--- Problem description ---
Among the lines below, count those containing the word "that". Give the number only.
"""
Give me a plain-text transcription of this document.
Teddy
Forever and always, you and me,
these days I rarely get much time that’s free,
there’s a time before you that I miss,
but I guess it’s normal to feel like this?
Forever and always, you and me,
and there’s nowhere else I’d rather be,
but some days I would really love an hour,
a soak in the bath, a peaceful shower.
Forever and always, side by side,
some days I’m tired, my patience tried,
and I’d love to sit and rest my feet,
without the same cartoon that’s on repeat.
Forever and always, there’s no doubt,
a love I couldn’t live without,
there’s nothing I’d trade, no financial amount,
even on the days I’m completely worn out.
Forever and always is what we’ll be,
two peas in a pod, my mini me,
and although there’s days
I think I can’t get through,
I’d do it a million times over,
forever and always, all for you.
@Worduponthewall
"""
--- Exercise answer ---
3